## INSTRUCTIONS FOR THE TASK
Single out each line with the word "value" and copy it.

● ● ●

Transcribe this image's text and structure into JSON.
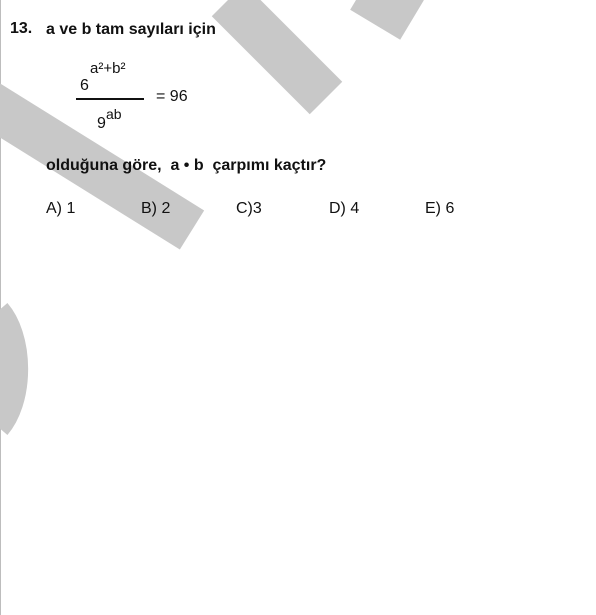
{
  "question": {
    "number": "13.",
    "stem": "a ve b tam sayıları için",
    "equation": {
      "numerator_base": "6",
      "numerator_exponent": "a²+b²",
      "denominator_base": "9",
      "denominator_exponent": "ab",
      "rhs": "= 96"
    },
    "follow_up": "olduğuna göre,  a • b  çarpımı kaçtır?"
  },
  "choices": [
    {
      "label": "A)",
      "value": "1"
    },
    {
      "label": "B)",
      "value": "2"
    },
    {
      "label": "C)",
      "value": "3"
    },
    {
      "label": "D)",
      "value": "4"
    },
    {
      "label": "E)",
      "value": "6"
    }
  ],
  "colors": {
    "watermark": "#c8c8c8",
    "text": "#111111"
  }
}
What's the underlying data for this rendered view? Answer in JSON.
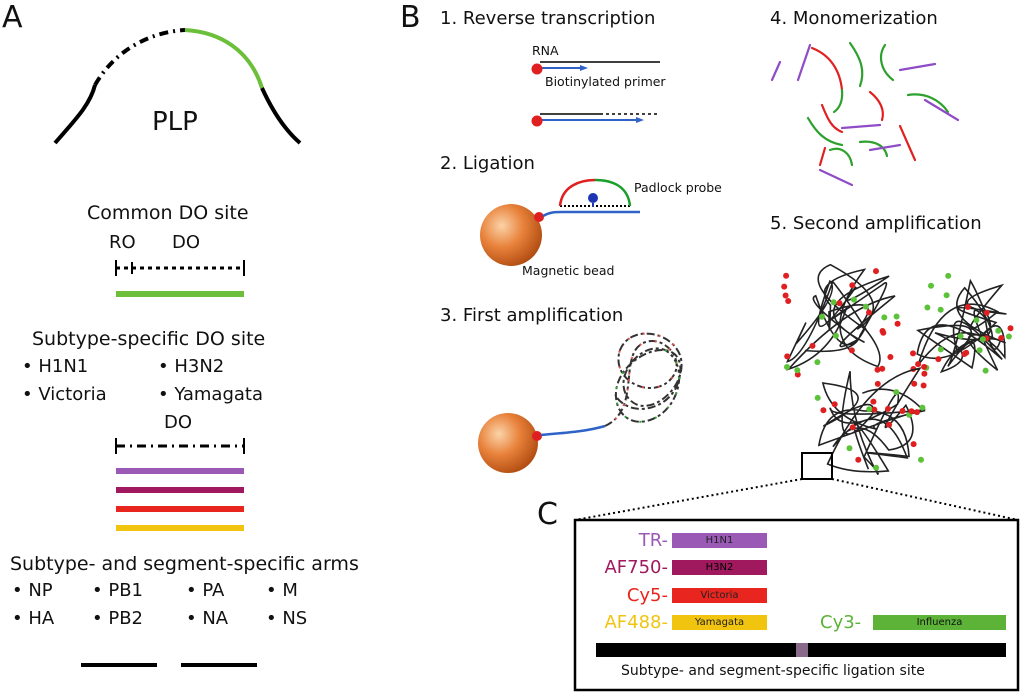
{
  "panels": {
    "a": "A",
    "b": "B",
    "c": "C"
  },
  "plp": {
    "label": "PLP"
  },
  "common_do": {
    "title": "Common DO site",
    "ro": "RO",
    "do": "DO"
  },
  "subtype_do": {
    "title": "Subtype-specific DO site",
    "items": [
      "• H1N1",
      "• H3N2",
      "• Victoria",
      "• Yamagata"
    ],
    "do": "DO",
    "bar_colors": [
      "#9b59b6",
      "#a0195e",
      "#e8251e",
      "#f1c40f"
    ]
  },
  "arms": {
    "title": "Subtype- and segment-specific arms",
    "items": [
      "• NP",
      "• PB1",
      "• PA",
      "• M",
      "• HA",
      "• PB2",
      "• NA",
      "• NS"
    ]
  },
  "steps": {
    "s1": "1. Reverse transcription",
    "s2": "2. Ligation",
    "s3": "3. First amplification",
    "s4": "4. Monomerization",
    "s5": "5. Second amplification"
  },
  "annotations": {
    "rna": "RNA",
    "primer": "Biotinylated primer",
    "padlock": "Padlock probe",
    "bead": "Magnetic bead"
  },
  "panel_c": {
    "probes": [
      {
        "dye": "TR-",
        "target": "H1N1",
        "dye_color": "#9b59b6",
        "bar_color": "#9b59b6"
      },
      {
        "dye": "AF750-",
        "target": "H3N2",
        "dye_color": "#a0195e",
        "bar_color": "#a0195e"
      },
      {
        "dye": "Cy5-",
        "target": "Victoria",
        "dye_color": "#e8251e",
        "bar_color": "#e8251e"
      },
      {
        "dye": "AF488-",
        "target": "Yamagata",
        "dye_color": "#f1c40f",
        "bar_color": "#f1c40f"
      }
    ],
    "common": {
      "dye": "Cy3-",
      "target": "Influenza",
      "color": "#5cb338"
    },
    "site": "Subtype- and segment-specific ligation site"
  }
}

● ● ●

## RESULT OF THE EXERCISE
      "value": "1"
      "value": "2"
      "value": "3"
      "value": "4"
      "value": "6"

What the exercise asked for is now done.